### RAW DATA
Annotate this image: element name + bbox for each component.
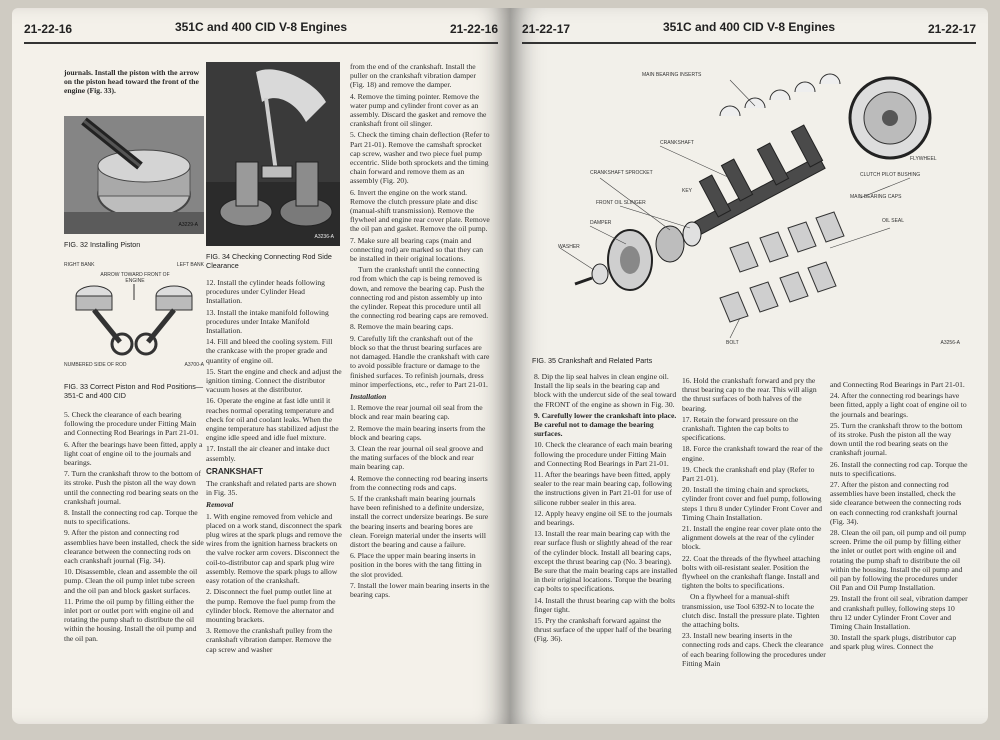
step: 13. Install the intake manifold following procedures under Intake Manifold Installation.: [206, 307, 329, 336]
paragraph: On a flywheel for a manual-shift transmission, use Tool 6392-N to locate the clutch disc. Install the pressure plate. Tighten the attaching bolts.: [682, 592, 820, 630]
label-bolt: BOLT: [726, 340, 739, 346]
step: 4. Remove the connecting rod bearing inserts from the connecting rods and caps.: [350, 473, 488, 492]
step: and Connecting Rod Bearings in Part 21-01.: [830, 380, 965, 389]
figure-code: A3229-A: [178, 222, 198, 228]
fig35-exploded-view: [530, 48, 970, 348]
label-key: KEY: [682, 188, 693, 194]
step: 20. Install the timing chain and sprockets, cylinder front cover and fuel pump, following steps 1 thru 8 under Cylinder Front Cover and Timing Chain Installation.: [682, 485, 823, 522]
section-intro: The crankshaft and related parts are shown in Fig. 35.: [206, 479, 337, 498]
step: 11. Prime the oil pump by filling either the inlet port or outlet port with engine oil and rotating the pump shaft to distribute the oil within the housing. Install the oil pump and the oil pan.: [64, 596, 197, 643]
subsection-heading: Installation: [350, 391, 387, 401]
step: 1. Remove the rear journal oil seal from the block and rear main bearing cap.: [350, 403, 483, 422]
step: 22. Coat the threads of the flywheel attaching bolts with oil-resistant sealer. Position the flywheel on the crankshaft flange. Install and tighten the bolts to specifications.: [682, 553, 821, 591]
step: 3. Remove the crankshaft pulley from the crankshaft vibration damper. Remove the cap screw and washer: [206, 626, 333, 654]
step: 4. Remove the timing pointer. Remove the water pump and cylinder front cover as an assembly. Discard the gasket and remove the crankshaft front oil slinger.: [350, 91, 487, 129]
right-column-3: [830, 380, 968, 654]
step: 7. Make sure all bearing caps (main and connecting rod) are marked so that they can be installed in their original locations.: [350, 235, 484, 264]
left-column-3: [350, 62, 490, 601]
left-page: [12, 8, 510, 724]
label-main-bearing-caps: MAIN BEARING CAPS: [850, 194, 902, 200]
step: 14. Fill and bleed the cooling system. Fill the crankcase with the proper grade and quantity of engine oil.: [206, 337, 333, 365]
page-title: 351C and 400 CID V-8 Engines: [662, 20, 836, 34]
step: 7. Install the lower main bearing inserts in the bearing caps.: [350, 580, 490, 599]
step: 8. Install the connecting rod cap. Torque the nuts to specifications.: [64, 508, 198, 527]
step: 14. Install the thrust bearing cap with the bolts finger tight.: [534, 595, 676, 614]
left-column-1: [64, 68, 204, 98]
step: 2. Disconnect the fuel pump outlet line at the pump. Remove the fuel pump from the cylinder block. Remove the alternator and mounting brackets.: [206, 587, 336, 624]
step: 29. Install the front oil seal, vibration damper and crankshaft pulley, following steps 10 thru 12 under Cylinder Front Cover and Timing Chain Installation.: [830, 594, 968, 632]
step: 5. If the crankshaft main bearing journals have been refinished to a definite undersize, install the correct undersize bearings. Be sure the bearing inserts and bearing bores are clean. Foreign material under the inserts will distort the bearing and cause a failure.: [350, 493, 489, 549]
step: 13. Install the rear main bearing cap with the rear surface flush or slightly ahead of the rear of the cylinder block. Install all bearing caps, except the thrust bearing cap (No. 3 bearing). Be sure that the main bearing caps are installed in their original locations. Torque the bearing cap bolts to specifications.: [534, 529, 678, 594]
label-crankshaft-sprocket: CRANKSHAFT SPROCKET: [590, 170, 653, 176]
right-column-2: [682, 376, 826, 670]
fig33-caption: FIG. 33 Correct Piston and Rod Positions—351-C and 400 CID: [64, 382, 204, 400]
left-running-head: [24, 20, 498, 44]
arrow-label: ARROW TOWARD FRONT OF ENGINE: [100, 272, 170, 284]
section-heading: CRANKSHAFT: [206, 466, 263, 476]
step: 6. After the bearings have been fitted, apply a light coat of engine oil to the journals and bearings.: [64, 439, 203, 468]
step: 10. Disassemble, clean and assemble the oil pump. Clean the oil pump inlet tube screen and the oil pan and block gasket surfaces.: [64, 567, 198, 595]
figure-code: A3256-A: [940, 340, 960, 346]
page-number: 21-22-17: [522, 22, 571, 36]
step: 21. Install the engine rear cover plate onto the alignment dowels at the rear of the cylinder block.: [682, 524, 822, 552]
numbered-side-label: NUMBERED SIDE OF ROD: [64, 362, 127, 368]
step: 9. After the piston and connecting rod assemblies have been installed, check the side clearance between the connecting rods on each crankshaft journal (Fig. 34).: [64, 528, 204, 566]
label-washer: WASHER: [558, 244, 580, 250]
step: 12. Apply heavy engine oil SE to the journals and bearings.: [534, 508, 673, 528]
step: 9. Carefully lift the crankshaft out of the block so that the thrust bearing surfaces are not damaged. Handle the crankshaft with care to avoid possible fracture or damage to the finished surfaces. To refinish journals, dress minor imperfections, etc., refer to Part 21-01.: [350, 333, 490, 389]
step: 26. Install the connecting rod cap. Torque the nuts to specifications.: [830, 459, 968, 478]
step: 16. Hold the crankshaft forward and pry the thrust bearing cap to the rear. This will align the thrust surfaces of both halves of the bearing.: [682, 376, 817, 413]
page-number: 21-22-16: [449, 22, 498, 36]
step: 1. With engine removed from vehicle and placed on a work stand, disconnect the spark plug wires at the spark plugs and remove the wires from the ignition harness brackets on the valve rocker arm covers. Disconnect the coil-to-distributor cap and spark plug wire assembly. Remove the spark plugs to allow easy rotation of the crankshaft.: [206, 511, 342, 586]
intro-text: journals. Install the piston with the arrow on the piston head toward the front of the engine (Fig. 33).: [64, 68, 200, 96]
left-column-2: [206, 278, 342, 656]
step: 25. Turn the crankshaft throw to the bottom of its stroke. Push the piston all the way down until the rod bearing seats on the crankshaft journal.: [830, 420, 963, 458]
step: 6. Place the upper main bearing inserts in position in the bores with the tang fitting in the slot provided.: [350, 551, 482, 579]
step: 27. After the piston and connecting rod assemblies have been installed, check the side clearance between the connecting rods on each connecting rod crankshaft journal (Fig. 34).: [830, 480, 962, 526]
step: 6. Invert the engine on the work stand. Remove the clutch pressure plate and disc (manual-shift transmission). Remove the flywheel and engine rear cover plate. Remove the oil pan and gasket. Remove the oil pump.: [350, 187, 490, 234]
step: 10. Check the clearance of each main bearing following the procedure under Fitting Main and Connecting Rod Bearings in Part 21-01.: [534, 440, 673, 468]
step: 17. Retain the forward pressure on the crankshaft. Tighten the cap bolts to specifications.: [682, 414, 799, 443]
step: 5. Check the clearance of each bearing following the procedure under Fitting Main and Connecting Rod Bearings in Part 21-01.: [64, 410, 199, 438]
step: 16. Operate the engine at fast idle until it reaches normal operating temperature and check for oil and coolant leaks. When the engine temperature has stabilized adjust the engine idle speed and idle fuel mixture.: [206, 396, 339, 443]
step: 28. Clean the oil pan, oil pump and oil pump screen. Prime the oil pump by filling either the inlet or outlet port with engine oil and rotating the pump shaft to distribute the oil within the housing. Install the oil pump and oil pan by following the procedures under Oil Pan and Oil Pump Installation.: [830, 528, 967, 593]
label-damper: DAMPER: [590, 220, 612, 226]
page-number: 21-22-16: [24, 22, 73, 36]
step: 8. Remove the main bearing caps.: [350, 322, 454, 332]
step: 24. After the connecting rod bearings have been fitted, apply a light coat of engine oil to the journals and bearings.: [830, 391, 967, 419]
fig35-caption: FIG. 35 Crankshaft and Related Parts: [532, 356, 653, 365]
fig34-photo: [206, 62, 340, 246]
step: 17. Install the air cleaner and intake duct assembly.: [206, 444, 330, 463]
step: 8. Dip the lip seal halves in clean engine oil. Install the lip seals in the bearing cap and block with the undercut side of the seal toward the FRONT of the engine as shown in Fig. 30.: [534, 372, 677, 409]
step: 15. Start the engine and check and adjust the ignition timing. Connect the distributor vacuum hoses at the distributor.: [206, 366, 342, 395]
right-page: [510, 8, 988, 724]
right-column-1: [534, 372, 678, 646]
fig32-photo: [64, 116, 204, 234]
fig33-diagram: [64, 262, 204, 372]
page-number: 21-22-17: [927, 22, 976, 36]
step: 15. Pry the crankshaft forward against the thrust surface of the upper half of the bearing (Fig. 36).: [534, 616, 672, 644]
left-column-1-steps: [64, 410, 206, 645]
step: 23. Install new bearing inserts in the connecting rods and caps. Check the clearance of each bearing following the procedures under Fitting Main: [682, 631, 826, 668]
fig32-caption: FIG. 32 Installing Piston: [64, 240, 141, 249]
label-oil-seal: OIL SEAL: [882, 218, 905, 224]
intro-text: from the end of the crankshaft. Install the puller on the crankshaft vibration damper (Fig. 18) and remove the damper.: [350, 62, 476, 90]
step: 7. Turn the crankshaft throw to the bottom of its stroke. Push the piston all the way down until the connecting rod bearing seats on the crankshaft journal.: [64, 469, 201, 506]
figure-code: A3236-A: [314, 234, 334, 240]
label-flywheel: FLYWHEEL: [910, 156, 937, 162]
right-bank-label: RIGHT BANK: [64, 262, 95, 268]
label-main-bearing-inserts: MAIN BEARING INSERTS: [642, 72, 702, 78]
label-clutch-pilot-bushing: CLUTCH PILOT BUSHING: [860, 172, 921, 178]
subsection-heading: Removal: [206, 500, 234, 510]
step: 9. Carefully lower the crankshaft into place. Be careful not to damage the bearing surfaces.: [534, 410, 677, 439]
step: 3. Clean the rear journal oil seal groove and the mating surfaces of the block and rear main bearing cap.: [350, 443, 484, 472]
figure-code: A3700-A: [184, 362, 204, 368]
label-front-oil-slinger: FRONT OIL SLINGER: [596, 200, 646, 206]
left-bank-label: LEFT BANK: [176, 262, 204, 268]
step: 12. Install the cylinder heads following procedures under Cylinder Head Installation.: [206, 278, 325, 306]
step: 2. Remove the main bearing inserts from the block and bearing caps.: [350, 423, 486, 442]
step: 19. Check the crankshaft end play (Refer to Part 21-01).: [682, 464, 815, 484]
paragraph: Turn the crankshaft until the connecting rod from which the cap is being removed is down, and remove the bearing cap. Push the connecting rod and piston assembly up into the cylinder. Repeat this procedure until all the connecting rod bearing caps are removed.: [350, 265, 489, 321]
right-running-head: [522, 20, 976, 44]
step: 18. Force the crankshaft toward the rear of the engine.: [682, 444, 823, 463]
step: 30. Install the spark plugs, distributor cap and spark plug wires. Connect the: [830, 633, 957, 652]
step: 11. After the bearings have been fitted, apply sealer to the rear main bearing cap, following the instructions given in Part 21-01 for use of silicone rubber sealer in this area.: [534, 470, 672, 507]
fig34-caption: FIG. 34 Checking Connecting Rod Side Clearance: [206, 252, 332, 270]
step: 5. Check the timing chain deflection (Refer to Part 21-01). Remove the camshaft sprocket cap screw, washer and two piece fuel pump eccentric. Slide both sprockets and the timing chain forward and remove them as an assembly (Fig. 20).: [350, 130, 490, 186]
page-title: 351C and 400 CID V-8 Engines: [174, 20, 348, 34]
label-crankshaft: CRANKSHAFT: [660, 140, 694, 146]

### INSTRUCTION
Rewrite the records from the line containing "step: 13. Install the intake" through the line containing "label-bolt: BOLT: [726, 340, 739, 346]", putting "clutch plate" in place of "clutch disc" and leaving everything else as it is.

### SOLUTION FOR THIS PROBLEM
step: 13. Install the intake manifold following procedures under Intake Manifold Installation.: [206, 307, 329, 336]
paragraph: On a flywheel for a manual-shift transmission, use Tool 6392-N to locate the clutch plate. Install the pressure plate. Tighten the attaching bolts.: [682, 592, 820, 630]
label-bolt: BOLT: [726, 340, 739, 346]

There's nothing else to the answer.